------ SUPPLIED PASSAGE ------

One of my partners pointed this Slate article out to me about healthcare.gov. It is clear at this point that there have been a ton of embarrassing problems with the rollout of this site. I don’t want to get into the politics of health care, but I do find it interesting to look at what might be going wrong with the engineering.
The Slate article makes the point that the front end web developers (portrayed as a scrappy startup company) and the back end developers (portrayed as a shop better at getting government contracts than delivering) didn’t talk to each other and much of the problem stems from this miscommunication.
Maybe the article is completely accurate — or perhaps there’s more to the story. I’m not a JavaScript developer, but I spent a little time looking at the JavaScript for the front end of the website. There are definitely some problems.
The file eeState.js (Cardinal Peak cached copy here, original here) has this gem:
//technically we should look at the length of the stateData and not
//use 50
function getStateCodeFromState(state)
{
var stateCode ="";
for(var x=0;x<50;x++)
{
if(stateData[x].stateName===state)
{
notFound = true;
stateCode = stateData[x].stateCode;
}
}
return stateCode;
}
This is funny because the comment points out the bug, and it’s easy to fix. It’s especially funny since the array being iterated over has 51 elements — it contains the District of Columbia! My guess is that if you’re in Wyoming, you’re out of luck.
Fixing this bug would just require replacing the hard-coded 50 with this:
for(var x=0;x<stateData.length;x++)
(I would also hope that JavaScript would have some facility beyond linear search to look up elements in a collection by string, but I’m no JavaScript programmer, so who knows.)
The file eeCommon.js (Cardinal Peak cached copy here, original here) has one of my pet peeves in it:
//returns a substring of a string after an offset
//for example
// getSubstringAfterOffset("thisStringAfterOffsetIsAnotherString",
// "thisStringAfterOffsetIs")
//would return "AnotherString"
function getSubstringAfterOffset(originalString, offset)

------

• ACTION ITEM
Continue the blog post about the healthcare.gov front-end JavaScript, starting right after its final line.

------ DATA PROVIDED ------

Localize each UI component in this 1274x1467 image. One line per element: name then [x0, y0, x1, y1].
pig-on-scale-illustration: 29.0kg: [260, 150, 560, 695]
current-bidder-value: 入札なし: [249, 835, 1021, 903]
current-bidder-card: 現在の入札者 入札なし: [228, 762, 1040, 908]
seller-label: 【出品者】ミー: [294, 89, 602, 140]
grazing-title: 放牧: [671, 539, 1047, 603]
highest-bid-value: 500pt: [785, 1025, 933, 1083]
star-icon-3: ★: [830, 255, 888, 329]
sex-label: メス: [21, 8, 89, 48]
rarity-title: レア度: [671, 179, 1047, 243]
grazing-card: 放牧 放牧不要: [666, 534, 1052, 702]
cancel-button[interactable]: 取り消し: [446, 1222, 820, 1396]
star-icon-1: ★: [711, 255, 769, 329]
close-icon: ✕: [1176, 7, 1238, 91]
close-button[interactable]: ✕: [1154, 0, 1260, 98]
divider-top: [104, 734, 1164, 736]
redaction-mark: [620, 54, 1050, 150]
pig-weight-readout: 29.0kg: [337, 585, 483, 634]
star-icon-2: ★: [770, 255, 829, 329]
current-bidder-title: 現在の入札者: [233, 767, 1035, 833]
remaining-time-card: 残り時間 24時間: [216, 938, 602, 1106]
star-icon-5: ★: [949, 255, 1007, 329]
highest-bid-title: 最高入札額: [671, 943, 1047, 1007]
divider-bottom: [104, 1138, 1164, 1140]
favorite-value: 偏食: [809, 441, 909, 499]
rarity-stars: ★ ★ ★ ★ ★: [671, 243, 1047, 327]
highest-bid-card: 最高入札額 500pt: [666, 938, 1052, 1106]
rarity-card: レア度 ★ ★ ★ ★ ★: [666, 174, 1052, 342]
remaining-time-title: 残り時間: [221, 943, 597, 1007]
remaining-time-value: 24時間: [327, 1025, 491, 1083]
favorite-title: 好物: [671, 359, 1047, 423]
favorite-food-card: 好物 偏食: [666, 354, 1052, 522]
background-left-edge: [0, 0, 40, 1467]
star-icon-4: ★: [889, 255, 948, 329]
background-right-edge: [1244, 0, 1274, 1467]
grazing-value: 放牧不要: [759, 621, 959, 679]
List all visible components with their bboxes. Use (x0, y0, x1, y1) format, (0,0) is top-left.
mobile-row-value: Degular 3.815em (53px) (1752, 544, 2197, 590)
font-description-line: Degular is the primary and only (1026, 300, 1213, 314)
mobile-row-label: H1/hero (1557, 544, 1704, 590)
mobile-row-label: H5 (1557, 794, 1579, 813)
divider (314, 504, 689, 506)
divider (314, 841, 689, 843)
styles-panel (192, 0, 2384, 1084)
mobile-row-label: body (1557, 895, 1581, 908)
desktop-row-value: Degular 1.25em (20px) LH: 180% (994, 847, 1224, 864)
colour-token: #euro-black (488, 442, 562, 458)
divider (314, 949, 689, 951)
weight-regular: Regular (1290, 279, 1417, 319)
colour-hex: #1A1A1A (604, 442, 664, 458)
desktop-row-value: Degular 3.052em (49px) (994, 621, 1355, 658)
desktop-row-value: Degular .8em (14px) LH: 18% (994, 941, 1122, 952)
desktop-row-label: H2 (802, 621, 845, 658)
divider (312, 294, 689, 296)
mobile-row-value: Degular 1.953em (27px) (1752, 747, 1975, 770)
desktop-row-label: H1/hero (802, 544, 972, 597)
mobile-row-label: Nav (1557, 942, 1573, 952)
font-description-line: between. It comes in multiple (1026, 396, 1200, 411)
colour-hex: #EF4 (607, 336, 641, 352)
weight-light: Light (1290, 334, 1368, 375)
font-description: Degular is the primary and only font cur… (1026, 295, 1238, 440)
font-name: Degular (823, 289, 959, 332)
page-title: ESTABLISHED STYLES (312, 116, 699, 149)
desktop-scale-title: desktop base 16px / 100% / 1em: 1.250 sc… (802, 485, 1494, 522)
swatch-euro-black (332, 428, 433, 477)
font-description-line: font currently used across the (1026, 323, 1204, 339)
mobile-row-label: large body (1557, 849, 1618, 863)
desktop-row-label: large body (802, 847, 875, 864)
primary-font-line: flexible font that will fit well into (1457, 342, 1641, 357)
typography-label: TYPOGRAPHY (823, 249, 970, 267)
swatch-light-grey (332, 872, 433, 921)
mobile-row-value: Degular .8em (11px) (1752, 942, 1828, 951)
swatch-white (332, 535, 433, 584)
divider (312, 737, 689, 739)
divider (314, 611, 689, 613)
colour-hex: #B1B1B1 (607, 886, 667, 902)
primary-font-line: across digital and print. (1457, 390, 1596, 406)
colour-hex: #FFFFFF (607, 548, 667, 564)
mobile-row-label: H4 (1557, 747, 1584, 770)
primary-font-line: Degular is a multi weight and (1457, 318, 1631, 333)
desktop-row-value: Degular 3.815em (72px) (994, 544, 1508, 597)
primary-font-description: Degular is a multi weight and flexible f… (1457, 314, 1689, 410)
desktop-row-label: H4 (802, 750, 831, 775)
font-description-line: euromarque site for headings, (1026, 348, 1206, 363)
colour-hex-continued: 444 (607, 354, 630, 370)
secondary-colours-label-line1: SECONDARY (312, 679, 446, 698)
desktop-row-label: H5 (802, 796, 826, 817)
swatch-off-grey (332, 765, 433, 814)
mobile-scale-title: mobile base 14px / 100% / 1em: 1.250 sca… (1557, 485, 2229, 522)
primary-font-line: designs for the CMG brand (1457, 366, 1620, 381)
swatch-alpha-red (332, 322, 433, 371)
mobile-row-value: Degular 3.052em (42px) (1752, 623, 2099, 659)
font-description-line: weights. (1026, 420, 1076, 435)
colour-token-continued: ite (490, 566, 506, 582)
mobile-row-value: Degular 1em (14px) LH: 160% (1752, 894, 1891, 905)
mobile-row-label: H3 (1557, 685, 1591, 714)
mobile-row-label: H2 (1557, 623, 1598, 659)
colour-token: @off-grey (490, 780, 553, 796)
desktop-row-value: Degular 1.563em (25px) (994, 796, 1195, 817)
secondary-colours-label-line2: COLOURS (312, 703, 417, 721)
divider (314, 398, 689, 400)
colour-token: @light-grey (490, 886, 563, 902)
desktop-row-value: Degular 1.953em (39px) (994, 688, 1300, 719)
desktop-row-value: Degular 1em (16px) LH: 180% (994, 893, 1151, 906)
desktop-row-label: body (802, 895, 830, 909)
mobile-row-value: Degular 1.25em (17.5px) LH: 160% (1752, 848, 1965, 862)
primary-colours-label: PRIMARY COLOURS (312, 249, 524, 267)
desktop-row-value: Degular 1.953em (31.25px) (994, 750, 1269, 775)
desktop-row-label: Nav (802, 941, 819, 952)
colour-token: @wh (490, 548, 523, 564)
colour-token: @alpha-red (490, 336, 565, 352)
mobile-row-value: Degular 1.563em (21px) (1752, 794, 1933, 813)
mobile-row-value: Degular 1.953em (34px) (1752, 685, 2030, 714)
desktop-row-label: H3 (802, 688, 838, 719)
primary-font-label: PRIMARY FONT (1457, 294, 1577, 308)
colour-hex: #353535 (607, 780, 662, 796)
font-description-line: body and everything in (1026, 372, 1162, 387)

------

• OUTPUT BELOW
{
var offsetLength = offset.length;
var newString = originalString.substring(offsetLength);
//TODO: add some error checking, don't have time right now
return newString;
}
Evidently the developer didn’t like the name “substring,” so they wrapped it in something called getSubstringAfterOffset(). It’s almost always bad design to create a function to do something that ends up just being a call to another single function. Just use the original function without adding another call stack and variable copy overhead! Plus, giving this someIncrediblyBaroqueFunctionName obscures the underlying simplicity — any developer looking at a “substring” function knows exactly what it does.
But I think the smoking gun here is the TODO comment. That could be at the top of every file on the entire website, as far as I can tell.
I’m not trying to mock the individual developers of this code, because there are definitely some programming skeletons in my closet, especially when I’m working under tight deadline pressure. And anyway I don’t think the fundamental problem here is “Johnny can’t code.” The whole thing reeks of a project that one, wasn’t given enough time; and two, didn’t have system-level oversight.
I reformatted the comments in the examples above so they would be legible in our blogging software. The cached versions of the JavaScript files are unaltered from Healthcare.gov on October 11.
Updated October 16 to clarify my intent was not to ridicule anyone.